[YOUR TASK] Say how many lines contain the word "date". Only the number should be given.

___ SOURCE RECORDS

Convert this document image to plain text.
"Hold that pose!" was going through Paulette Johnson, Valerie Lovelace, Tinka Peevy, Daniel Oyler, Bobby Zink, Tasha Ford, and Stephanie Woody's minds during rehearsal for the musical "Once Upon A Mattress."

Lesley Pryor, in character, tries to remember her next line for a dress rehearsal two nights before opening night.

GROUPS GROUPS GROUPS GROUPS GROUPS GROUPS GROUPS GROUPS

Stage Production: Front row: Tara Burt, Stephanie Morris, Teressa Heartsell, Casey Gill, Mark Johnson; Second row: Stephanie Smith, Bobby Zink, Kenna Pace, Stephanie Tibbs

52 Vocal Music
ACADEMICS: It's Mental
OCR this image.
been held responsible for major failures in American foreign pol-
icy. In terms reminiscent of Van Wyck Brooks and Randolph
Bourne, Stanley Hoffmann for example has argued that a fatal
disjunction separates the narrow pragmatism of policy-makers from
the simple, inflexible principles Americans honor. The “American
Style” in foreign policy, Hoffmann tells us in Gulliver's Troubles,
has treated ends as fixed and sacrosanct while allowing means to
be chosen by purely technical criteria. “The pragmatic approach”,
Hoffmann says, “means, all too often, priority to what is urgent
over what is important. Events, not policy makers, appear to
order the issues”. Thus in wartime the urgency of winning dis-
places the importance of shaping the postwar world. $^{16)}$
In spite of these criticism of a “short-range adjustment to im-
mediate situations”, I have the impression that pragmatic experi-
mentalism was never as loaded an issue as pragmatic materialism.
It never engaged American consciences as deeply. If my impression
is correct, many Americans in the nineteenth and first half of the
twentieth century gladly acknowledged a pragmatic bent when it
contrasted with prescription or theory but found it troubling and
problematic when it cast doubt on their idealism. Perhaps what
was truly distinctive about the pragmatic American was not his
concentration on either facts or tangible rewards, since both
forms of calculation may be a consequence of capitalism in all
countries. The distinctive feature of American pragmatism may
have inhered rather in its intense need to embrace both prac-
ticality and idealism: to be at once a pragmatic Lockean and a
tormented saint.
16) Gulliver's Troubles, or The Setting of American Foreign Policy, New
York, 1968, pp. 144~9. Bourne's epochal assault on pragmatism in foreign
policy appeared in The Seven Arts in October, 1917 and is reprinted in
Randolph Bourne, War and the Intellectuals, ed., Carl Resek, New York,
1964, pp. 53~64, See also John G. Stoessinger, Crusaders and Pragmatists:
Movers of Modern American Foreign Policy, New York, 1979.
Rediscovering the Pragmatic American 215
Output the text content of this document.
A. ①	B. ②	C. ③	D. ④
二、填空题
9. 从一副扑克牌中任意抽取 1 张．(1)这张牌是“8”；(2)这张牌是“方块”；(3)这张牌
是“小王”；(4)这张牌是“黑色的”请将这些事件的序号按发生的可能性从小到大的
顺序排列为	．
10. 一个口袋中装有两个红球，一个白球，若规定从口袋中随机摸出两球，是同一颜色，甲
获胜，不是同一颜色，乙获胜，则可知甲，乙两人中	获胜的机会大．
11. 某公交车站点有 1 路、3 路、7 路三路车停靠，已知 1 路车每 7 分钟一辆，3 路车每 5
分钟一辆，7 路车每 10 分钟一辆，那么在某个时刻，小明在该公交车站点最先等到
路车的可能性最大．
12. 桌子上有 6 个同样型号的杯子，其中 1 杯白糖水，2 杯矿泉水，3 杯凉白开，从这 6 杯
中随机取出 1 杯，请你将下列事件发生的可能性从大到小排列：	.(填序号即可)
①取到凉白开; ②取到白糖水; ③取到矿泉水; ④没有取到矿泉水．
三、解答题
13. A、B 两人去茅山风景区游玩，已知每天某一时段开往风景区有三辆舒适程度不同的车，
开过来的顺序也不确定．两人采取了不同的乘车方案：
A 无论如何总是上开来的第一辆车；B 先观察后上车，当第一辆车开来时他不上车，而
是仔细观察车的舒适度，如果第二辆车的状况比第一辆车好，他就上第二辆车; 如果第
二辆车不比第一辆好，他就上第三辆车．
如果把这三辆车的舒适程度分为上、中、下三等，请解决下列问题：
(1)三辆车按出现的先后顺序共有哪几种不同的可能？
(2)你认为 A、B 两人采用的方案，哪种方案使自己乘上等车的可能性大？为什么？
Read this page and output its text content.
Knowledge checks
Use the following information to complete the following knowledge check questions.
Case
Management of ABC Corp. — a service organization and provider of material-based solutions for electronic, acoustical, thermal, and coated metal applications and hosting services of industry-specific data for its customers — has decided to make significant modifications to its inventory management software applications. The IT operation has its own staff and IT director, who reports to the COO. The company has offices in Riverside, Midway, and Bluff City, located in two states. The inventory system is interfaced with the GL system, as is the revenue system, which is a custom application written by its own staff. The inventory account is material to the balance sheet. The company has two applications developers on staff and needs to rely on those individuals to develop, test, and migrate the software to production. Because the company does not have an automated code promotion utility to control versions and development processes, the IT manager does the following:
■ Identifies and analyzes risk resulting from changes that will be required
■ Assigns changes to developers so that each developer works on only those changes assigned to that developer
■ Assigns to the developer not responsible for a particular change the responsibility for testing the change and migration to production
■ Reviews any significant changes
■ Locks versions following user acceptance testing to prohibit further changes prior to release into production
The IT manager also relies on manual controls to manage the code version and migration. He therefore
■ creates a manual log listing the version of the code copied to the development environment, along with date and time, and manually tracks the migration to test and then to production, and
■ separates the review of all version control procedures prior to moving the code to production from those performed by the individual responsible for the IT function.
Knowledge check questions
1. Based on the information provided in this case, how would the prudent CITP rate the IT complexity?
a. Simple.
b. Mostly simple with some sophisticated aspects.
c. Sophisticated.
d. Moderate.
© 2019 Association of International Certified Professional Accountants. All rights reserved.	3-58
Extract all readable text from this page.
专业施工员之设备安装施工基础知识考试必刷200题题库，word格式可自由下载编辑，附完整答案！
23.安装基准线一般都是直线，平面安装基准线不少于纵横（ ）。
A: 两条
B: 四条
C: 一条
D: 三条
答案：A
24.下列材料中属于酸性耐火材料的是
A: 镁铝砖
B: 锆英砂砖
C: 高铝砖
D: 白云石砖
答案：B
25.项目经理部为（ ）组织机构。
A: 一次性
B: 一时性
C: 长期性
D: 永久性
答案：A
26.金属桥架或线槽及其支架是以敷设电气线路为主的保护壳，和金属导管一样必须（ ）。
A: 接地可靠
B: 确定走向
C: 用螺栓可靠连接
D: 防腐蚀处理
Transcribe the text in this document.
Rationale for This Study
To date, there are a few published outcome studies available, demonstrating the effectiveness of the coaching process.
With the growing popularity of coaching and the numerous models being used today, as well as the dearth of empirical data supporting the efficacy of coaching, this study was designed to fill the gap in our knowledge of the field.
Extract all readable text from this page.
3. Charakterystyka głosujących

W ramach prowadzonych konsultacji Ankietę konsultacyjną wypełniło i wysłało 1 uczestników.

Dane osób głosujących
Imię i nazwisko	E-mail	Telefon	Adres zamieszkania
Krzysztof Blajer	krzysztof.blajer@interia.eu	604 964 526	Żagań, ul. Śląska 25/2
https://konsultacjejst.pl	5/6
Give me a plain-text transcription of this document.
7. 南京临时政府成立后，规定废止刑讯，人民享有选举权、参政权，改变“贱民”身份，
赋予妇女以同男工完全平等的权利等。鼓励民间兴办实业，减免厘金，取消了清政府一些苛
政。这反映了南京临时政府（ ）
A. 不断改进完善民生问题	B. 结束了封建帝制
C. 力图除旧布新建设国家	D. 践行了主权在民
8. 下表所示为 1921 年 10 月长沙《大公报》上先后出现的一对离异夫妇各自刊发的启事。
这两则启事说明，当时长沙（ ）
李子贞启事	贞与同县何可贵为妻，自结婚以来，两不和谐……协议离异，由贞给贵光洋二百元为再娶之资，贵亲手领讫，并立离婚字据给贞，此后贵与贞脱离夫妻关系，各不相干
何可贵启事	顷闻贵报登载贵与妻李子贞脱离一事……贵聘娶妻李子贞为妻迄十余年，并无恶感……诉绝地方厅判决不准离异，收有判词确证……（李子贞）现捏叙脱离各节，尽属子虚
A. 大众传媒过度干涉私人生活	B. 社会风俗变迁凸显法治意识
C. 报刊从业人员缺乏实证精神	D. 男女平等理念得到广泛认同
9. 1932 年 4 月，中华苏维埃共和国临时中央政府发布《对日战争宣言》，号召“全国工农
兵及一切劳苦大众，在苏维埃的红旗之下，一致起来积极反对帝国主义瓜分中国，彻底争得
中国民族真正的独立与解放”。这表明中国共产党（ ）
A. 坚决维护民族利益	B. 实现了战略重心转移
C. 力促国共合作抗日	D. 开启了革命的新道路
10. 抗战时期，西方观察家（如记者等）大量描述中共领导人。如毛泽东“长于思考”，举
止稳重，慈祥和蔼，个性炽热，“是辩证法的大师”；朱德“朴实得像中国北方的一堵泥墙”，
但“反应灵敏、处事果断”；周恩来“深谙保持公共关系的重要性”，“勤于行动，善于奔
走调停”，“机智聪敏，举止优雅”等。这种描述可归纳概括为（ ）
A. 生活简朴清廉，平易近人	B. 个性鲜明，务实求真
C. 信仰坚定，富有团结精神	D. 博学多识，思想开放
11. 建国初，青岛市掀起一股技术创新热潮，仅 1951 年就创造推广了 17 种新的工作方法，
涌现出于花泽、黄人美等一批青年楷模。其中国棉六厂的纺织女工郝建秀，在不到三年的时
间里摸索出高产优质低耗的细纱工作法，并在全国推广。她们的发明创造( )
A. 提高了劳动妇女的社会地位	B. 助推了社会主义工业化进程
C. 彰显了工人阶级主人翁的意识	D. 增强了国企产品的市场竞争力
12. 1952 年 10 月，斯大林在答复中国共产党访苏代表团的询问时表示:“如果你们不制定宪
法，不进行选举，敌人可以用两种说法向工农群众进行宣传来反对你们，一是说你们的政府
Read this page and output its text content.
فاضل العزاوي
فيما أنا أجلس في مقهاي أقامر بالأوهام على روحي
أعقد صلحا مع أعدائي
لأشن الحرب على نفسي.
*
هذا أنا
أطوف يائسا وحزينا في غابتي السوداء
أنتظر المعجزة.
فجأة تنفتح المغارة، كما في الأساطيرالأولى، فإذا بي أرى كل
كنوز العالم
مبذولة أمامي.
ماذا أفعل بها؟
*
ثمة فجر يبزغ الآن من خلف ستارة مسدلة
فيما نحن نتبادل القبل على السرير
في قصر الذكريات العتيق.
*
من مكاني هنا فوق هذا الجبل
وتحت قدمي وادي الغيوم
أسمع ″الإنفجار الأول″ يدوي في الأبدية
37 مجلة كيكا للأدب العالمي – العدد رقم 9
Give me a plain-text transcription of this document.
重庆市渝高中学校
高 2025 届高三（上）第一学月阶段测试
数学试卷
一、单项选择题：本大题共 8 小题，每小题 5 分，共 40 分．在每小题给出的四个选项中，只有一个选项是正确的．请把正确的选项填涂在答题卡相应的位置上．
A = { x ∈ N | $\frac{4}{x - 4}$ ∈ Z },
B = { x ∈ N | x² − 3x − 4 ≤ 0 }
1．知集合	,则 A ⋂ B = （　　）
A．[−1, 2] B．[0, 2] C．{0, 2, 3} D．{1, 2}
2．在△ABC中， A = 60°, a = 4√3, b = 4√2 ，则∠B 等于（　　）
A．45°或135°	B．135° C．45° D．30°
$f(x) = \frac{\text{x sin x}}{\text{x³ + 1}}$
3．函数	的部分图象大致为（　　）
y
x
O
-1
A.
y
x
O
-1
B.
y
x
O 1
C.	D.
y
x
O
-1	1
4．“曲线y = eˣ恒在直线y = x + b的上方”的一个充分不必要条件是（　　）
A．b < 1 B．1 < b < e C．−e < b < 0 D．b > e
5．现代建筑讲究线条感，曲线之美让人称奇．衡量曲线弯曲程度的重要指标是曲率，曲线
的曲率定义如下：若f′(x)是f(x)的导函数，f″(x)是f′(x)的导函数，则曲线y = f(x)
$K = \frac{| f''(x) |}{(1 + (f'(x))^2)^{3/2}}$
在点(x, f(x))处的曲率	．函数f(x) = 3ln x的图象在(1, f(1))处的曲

______

[COMPLETE ANSWER] 2